• _TASK PROMPT_: With the pictures left out, copy the listing below exactly.

[Recorded data]
_ _ _ _ _
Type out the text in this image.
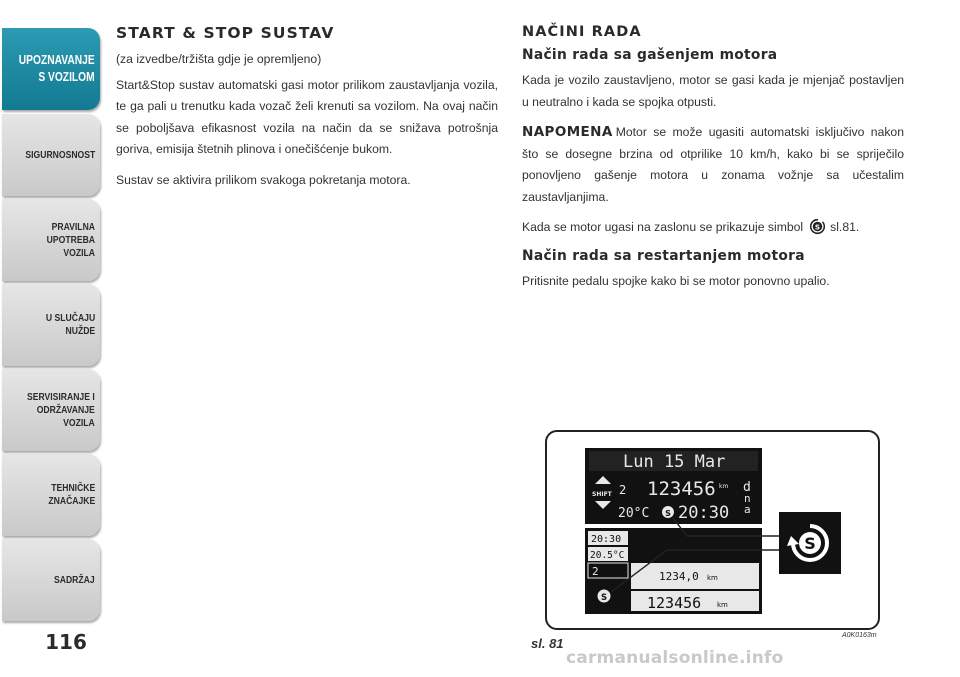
UPOZNAVANJE
S VOZILOM
SIGURNOSNOST
PRAVILNA
UPOTREBA
VOZILA
U SLUČAJU
NUŽDE
SERVISIRANJE I
ODRŽAVANJE
VOZILA
TEHNIČKE
ZNAČAJKE
SADRŽAJ
116
START & STOP SUSTAV

(za izvedbe/tržišta gdje je opremljeno)

Start&Stop sustav automatski gasi motor prilikom zaustavljanja vozila, te ga pali u trenutku kada vozač želi krenuti sa vozilom. Na ovaj način se poboljšava efikasnost vozila na način da se snižava potrošnja goriva, emisija štetnih plinova i onečišćenje bukom.

Sustav se aktivira prilikom svakoga pokretanja motora.

NAČINI RADA
Način rada sa gašenjem motora

Kada je vozilo zaustavljeno, motor se gasi kada je mjenjač postavljen u neutralno i kada se spojka otpusti.

NAPOMENA Motor se može ugasiti automatski isključivo nakon što se dosegne brzina od otprilike 10 km/h, kako bi se spriječilo ponovljeno gašenje motora u zonama vožnje sa učestalim zaustavljanjima.

Kada se motor ugasi na zaslonu se prikazuje simbol S sl.81.

Način rada sa restartanjem motora

Pritisnite pedalu spojke kako bi se motor ponovno upalio.

Lun 15 Mar
2 123456 km
SHIFT
20°C S 20:30
d
n
a
20:30
20.5°C
2
S
1234,0 km
123456 km
S
sl. 81
A0K0163m
carmanualsonline.info
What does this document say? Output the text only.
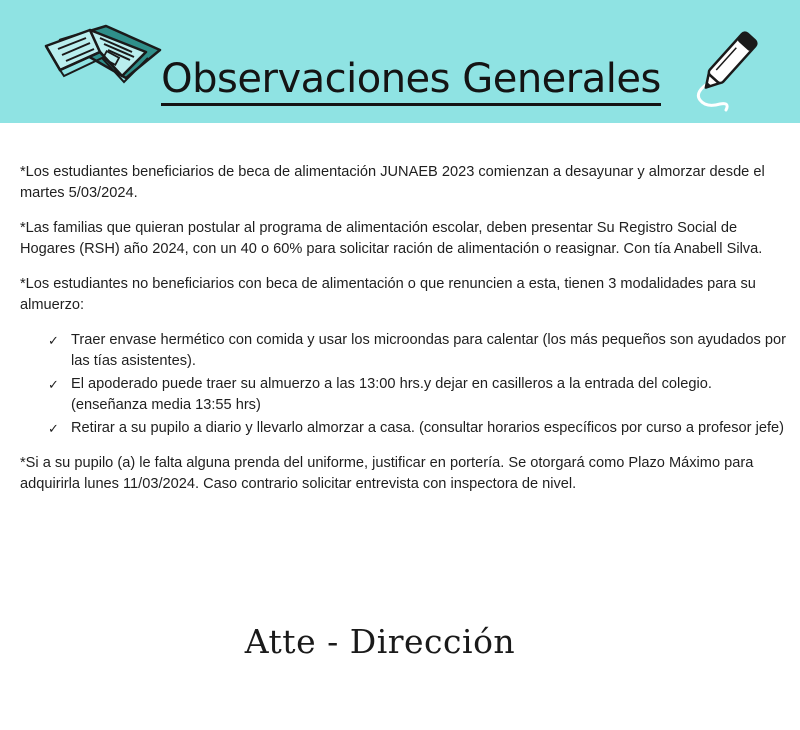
Observaciones Generales

*Los estudiantes beneficiarios de beca de alimentación JUNAEB 2023 comienzan a desayunar y almorzar desde el martes 5/03/2024.

*Las familias que quieran postular al programa de alimentación escolar, deben presentar Su Registro Social de Hogares (RSH) año 2024, con un 40 o 60% para solicitar ración de alimentación o reasignar. Con tía Anabell Silva.

*Los estudiantes no beneficiarios con beca de alimentación o que renuncien a esta, tienen 3 modalidades para su almuerzo:

✓ Traer envase hermético con comida y usar los microondas para calentar (los más pequeños son ayudados por las tías asistentes).
✓ El apoderado puede traer su almuerzo a las 13:00 hrs.y dejar en casilleros a la entrada del colegio. (enseñanza media 13:55 hrs)
✓ Retirar a su pupilo a diario y llevarlo almorzar a casa. (consultar horarios específicos por curso a profesor jefe)

*Si a su pupilo (a) le falta alguna prenda del uniforme, justificar en portería. Se otorgará como Plazo Máximo para adquirirla lunes 11/03/2024. Caso contrario solicitar entrevista con inspectora de nivel.

Atte - Dirección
_ _ _ _ _
• _REPLY TO THE EXERCISE_:
Type out the text in this image.
UPOZNAVANJE
S VOZILOM
SIGURNOSNOST
PRAVILNA
UPOTREBA
VOZILA
U SLUČAJU
NUŽDE
SERVISIRANJE I
ODRŽAVANJE
VOZILA
TEHNIČKE
ZNAČAJKE
SADRŽAJ
116
START & STOP SUSTAV

(za izvedbe/tržišta gdje je opremljeno)

Start&Stop sustav automatski gasi motor prilikom zaustavljanja vozila, te ga pali u trenutku kada vozač želi krenuti sa vozilom. Na ovaj način se poboljšava efikasnost vozila na način da se snižava potrošnja goriva, emisija štetnih plinova i onečišćenje bukom.

Sustav se aktivira prilikom svakoga pokretanja motora.

NAČINI RADA
Način rada sa gašenjem motora

Kada je vozilo zaustavljeno, motor se gasi kada je mjenjač postavljen u neutralno i kada se spojka otpusti.

NAPOMENA Motor se može ugasiti automatski isključivo nakon što se dosegne brzina od otprilike 10 km/h, kako bi se spriječilo ponovljeno gašenje motora u zonama vožnje sa učestalim zaustavljanjima.

Kada se motor ugasi na zaslonu se prikazuje simbol S sl.81.

Način rada sa restartanjem motora

Pritisnite pedalu spojke kako bi se motor ponovno upalio.

Lun 15 Mar
2 123456 km
SHIFT
20°C S 20:30
d
n
a
20:30
20.5°C
2
S
1234,0 km
123456 km
S
sl. 81
A0K0163m
carmanualsonline.info
What does this document say? Output the text only.
Observaciones Generales

*Los estudiantes beneficiarios de beca de alimentación JUNAEB 2023 comienzan a desayunar y almorzar desde el martes 5/03/2024.

*Las familias que quieran postular al programa de alimentación escolar, deben presentar Su Registro Social de Hogares (RSH) año 2024, con un 40 o 60% para solicitar ración de alimentación o reasignar. Con tía Anabell Silva.

*Los estudiantes no beneficiarios con beca de alimentación o que renuncien a esta, tienen 3 modalidades para su almuerzo:

✓ Traer envase hermético con comida y usar los microondas para calentar (los más pequeños son ayudados por las tías asistentes).
✓ El apoderado puede traer su almuerzo a las 13:00 hrs.y dejar en casilleros a la entrada del colegio. (enseñanza media 13:55 hrs)
✓ Retirar a su pupilo a diario y llevarlo almorzar a casa. (consultar horarios específicos por curso a profesor jefe)

*Si a su pupilo (a) le falta alguna prenda del uniforme, justificar en portería. Se otorgará como Plazo Máximo para adquirirla lunes 11/03/2024. Caso contrario solicitar entrevista con inspectora de nivel.

Atte - Dirección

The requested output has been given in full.